(Entries shown)
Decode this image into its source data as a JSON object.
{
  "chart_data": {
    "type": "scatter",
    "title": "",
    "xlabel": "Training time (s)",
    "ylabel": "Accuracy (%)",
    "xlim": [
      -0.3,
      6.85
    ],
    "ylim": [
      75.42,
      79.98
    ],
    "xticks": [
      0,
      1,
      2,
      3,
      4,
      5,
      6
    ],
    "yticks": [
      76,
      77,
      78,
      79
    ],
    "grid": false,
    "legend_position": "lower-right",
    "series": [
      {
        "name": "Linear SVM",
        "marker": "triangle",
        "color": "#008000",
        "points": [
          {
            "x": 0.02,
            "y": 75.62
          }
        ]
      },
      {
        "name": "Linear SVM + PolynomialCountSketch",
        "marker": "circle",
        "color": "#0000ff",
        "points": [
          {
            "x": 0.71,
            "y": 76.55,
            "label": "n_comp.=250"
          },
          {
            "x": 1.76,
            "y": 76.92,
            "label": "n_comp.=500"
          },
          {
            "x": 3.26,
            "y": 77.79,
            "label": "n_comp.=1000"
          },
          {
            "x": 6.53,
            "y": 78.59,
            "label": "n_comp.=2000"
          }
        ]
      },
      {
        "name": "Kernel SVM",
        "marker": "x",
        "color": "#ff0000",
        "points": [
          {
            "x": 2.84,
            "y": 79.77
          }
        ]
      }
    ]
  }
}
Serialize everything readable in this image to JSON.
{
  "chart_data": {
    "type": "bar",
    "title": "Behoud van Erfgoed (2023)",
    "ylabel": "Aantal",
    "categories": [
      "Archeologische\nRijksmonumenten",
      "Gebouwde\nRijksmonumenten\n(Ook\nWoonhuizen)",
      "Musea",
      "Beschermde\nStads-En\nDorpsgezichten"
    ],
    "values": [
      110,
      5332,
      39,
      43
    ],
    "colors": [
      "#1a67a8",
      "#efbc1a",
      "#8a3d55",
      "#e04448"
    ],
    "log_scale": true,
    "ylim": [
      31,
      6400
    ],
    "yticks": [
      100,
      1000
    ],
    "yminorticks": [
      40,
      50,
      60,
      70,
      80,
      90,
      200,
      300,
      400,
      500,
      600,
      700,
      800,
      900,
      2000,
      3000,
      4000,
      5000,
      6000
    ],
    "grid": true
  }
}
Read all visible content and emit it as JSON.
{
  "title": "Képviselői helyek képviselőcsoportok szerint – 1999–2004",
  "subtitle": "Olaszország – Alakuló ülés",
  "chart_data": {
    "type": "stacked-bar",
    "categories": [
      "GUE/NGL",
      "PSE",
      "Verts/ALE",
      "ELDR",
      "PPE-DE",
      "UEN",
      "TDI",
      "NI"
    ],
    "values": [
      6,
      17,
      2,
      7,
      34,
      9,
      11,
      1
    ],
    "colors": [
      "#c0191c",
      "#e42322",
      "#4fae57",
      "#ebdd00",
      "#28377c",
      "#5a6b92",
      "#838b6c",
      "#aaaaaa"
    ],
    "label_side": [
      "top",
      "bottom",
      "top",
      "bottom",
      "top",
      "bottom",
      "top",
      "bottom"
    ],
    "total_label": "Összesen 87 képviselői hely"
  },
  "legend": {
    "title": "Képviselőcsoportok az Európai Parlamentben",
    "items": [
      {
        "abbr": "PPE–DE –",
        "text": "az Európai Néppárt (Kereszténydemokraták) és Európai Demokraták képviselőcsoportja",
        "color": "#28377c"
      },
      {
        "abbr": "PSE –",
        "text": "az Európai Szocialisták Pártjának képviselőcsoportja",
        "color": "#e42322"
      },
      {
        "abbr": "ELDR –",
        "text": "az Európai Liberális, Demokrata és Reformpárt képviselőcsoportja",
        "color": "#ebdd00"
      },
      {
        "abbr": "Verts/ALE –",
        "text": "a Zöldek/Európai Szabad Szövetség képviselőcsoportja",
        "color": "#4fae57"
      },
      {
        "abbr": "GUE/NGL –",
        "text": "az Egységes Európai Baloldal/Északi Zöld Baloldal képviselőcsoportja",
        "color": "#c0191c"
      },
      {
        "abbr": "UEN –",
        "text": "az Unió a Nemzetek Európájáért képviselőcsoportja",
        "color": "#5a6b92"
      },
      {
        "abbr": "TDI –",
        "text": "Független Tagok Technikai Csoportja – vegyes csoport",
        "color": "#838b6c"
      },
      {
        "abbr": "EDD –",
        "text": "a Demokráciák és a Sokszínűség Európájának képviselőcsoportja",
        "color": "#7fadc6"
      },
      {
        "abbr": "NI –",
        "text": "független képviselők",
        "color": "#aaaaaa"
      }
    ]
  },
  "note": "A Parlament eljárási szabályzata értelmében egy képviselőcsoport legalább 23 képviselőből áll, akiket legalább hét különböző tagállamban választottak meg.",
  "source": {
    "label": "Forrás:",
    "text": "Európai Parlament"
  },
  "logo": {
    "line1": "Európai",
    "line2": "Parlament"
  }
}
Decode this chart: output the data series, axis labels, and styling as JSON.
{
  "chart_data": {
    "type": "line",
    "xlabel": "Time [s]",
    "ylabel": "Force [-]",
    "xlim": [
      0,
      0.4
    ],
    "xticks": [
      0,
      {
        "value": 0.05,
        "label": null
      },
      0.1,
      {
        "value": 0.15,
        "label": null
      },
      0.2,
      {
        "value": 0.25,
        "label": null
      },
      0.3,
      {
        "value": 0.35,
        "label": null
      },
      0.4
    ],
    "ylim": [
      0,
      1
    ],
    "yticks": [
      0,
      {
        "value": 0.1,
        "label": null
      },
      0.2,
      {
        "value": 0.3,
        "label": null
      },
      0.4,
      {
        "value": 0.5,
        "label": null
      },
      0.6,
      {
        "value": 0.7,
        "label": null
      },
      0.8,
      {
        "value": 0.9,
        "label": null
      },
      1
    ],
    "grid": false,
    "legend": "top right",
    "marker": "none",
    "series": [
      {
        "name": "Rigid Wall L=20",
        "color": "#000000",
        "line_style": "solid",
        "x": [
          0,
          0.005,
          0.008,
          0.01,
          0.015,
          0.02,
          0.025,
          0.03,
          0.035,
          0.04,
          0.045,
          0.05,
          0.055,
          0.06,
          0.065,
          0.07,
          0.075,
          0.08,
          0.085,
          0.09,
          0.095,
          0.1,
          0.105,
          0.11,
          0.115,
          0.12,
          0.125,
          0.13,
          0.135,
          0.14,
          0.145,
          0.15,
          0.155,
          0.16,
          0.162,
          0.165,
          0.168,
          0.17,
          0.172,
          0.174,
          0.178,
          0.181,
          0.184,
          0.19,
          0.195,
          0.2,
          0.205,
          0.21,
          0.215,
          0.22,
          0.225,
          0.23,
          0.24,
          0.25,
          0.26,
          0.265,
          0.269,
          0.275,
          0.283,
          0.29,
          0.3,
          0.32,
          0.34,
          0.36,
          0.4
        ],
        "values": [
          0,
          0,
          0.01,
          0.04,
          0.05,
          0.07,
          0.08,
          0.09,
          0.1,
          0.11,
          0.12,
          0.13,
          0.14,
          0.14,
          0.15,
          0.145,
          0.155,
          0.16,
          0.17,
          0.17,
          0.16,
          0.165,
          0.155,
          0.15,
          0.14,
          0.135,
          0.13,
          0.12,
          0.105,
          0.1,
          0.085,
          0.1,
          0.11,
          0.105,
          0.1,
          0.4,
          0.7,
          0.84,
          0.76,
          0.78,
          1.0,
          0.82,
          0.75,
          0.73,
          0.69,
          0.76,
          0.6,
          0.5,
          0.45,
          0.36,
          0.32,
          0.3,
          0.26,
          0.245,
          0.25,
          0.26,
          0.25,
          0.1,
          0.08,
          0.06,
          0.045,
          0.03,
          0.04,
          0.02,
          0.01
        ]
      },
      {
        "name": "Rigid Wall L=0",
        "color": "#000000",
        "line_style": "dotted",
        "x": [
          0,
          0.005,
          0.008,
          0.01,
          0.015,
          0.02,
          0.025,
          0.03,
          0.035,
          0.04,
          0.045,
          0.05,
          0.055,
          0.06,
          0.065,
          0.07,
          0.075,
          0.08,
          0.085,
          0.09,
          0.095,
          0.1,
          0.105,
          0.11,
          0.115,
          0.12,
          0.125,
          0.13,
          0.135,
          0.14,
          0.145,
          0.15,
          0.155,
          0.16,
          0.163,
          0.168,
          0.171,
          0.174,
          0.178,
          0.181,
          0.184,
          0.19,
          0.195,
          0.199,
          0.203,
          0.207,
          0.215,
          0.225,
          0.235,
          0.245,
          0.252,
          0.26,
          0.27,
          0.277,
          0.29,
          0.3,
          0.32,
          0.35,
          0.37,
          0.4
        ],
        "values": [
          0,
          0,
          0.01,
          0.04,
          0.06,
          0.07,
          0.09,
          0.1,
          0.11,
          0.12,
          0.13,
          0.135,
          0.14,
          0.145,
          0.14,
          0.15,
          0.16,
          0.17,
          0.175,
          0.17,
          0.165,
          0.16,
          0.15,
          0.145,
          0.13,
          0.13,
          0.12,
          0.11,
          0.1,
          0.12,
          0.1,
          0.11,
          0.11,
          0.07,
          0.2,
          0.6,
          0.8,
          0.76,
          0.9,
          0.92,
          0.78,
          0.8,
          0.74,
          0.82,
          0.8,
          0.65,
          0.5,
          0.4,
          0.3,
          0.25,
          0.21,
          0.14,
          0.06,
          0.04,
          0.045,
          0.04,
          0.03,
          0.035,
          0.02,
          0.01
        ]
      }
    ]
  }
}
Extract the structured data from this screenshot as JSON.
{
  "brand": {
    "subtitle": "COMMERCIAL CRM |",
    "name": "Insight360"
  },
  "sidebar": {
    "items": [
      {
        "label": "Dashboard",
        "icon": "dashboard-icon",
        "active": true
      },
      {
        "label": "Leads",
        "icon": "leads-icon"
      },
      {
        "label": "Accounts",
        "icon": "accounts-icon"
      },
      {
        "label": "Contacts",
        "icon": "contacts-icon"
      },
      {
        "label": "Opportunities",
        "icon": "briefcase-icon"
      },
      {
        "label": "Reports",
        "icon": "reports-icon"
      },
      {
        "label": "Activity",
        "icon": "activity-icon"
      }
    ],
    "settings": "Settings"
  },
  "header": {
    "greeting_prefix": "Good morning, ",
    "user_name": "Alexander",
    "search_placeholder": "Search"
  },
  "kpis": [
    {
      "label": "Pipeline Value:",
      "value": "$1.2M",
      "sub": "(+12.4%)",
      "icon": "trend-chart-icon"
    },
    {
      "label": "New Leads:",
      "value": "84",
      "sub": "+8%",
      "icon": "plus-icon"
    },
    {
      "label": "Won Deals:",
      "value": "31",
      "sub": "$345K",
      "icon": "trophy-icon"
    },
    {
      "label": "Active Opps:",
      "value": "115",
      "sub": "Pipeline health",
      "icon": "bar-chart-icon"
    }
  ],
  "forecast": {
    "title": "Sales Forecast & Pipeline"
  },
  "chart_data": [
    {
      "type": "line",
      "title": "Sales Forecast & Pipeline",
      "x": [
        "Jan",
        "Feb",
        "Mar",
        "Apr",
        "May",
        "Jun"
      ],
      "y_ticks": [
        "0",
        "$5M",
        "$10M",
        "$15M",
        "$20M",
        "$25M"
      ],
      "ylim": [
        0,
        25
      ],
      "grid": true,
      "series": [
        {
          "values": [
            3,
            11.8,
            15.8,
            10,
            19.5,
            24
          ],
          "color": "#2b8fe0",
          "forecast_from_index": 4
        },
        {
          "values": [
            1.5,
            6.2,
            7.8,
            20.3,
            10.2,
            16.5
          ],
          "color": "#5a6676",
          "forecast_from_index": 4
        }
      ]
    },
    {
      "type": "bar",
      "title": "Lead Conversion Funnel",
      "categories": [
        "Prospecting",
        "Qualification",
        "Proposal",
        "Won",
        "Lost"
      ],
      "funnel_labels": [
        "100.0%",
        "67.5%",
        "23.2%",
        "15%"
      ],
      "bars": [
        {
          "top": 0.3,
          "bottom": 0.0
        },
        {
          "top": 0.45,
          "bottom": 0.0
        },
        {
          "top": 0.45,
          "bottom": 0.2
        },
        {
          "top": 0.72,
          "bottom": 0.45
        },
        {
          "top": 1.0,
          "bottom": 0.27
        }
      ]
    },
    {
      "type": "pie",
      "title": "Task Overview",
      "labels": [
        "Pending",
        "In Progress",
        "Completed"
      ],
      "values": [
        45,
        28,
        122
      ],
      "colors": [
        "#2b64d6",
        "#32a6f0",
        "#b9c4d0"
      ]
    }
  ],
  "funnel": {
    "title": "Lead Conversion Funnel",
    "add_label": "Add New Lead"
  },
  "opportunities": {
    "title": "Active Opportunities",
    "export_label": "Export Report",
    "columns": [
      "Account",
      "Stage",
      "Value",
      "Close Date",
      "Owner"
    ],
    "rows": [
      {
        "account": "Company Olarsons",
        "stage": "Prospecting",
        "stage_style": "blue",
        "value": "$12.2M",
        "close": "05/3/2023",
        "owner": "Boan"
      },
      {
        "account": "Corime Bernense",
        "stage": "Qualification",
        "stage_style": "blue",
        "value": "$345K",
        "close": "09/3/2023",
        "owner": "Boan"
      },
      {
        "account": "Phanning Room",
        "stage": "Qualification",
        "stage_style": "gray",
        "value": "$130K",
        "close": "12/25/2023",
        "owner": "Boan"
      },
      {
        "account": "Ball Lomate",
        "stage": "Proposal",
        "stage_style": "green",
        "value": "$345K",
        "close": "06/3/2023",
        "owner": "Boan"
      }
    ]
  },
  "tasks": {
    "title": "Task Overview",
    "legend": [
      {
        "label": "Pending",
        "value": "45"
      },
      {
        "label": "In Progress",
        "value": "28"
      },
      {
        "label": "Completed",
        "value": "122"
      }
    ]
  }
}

(Aim) Search the entries for "source" and copy out each line that has it.

(Answer for this exercise)
Decode this image into its source data as a JSON object.
  "source": {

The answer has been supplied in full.